**Extracted data**
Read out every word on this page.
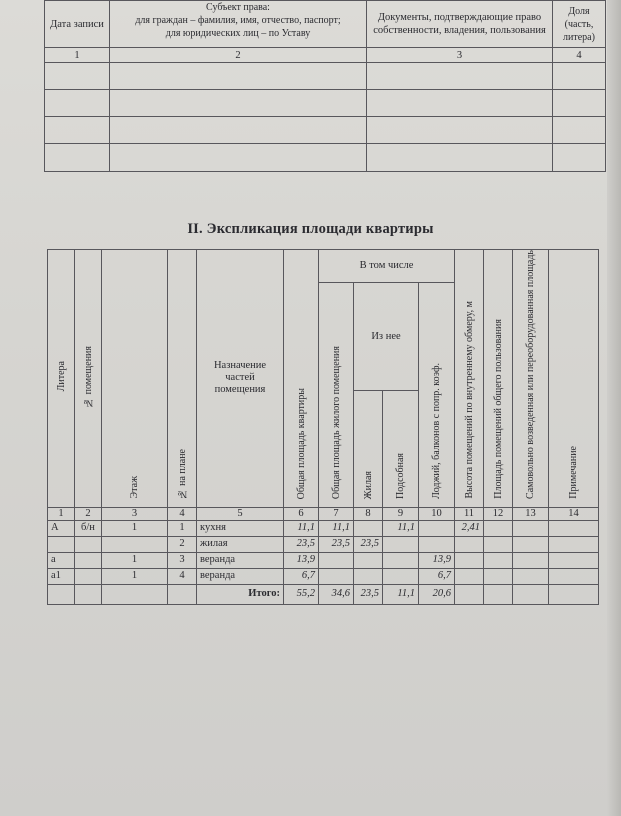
Дата записи	Субъект права:
для граждан – фамилия, имя, отчество, паспорт;
для юридических лиц – по Уставу	Документы, подтверждающие право собственности, владения, пользования	Доля (часть, литера)
1	2	3	4

II. Экспликация площади квартиры
Литера	№ помещения	Этаж	№ на плане	Назначение частей помещения	Общая площадь квартиры	В том числе				Высота помещений по внутреннему обмеру, м	Площадь помещений общего пользования	Самовольно возведенная или переоборудованная площадь	Примечание
						Общая площадь жилого помещения	Из нее		Лоджий, балконов с попр. коэф.				
							Жилая	Подсобная					
1	2	3	4	5	6	7	8	9	10	11	12	13	14
А	б/н	1	1	кухня	11,1	11,1		11,1		2,41			
			2	жилая	23,5	23,5	23,5						
а		1	3	веранда	13,9				13,9				
а1		1	4	веранда	6,7				6,7				
				Итого:	55,2	34,6	23,5	11,1	20,6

**Directions**
Using the listing, copy every line where the word "помещения" shows up.

**Task solution**
Литера	№ помещения	Этаж	№ на плане	Назначение частей помещения	Общая площадь квартиры	В том числе				Высота помещений по внутреннему обмеру, м	Площадь помещений общего пользования	Самовольно возведенная или переоборудованная площадь	Примечание
						Общая площадь жилого помещения	Из нее		Лоджий, балконов с попр. коэф.				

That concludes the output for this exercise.